[Material to process start]

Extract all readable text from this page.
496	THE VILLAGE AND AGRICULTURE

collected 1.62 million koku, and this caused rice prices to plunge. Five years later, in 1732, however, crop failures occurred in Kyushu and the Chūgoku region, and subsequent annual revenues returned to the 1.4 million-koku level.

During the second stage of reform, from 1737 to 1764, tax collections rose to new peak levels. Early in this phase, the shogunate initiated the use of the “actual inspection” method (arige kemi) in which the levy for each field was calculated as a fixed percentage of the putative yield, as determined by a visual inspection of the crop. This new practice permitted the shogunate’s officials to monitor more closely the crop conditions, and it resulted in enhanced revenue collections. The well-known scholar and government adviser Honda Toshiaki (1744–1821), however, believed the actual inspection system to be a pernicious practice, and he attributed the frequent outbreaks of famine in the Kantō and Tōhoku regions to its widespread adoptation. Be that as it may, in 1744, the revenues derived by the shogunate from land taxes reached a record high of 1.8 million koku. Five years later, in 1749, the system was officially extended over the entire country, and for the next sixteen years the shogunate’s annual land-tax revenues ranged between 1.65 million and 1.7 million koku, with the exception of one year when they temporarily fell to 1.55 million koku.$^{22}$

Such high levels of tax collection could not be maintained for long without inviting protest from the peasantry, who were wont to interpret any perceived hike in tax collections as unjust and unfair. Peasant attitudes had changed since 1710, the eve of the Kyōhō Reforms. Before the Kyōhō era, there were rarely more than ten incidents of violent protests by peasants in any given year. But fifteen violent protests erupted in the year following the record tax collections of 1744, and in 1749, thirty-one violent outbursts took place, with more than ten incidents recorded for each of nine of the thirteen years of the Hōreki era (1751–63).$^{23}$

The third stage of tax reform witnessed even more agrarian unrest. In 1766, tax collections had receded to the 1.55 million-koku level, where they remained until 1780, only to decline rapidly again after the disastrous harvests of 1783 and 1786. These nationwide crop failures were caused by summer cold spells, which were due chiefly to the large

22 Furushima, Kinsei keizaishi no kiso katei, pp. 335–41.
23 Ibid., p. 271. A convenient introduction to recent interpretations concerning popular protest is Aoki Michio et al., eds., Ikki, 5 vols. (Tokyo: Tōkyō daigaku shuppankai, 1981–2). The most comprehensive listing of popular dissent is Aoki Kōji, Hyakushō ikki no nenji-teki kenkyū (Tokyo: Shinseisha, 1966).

[Material to process end]

• [Work instructions]:
Copy each record from above exactly, and include every line.

• [Task solution]:
Extract all readable text from this page.
496	THE VILLAGE AND AGRICULTURE

collected 1.62 million koku, and this caused rice prices to plunge. Five years later, in 1732, however, crop failures occurred in Kyushu and the Chūgoku region, and subsequent annual revenues returned to the 1.4 million-koku level.

During the second stage of reform, from 1737 to 1764, tax collections rose to new peak levels. Early in this phase, the shogunate initiated the use of the “actual inspection” method (arige kemi) in which the levy for each field was calculated as a fixed percentage of the putative yield, as determined by a visual inspection of the crop. This new practice permitted the shogunate’s officials to monitor more closely the crop conditions, and it resulted in enhanced revenue collections. The well-known scholar and government adviser Honda Toshiaki (1744–1821), however, believed the actual inspection system to be a pernicious practice, and he attributed the frequent outbreaks of famine in the Kantō and Tōhoku regions to its widespread adoptation. Be that as it may, in 1744, the revenues derived by the shogunate from land taxes reached a record high of 1.8 million koku. Five years later, in 1749, the system was officially extended over the entire country, and for the next sixteen years the shogunate’s annual land-tax revenues ranged between 1.65 million and 1.7 million koku, with the exception of one year when they temporarily fell to 1.55 million koku.$^{22}$

Such high levels of tax collection could not be maintained for long without inviting protest from the peasantry, who were wont to interpret any perceived hike in tax collections as unjust and unfair. Peasant attitudes had changed since 1710, the eve of the Kyōhō Reforms. Before the Kyōhō era, there were rarely more than ten incidents of violent protests by peasants in any given year. But fifteen violent protests erupted in the year following the record tax collections of 1744, and in 1749, thirty-one violent outbursts took place, with more than ten incidents recorded for each of nine of the thirteen years of the Hōreki era (1751–63).$^{23}$

The third stage of tax reform witnessed even more agrarian unrest. In 1766, tax collections had receded to the 1.55 million-koku level, where they remained until 1780, only to decline rapidly again after the disastrous harvests of 1783 and 1786. These nationwide crop failures were caused by summer cold spells, which were due chiefly to the large

22 Furushima, Kinsei keizaishi no kiso katei, pp. 335–41.
23 Ibid., p. 271. A convenient introduction to recent interpretations concerning popular protest is Aoki Michio et al., eds., Ikki, 5 vols. (Tokyo: Tōkyō daigaku shuppankai, 1981–2). The most comprehensive listing of popular dissent is Aoki Kōji, Hyakushō ikki no nenji-teki kenkyū (Tokyo: Shinseisha, 1966).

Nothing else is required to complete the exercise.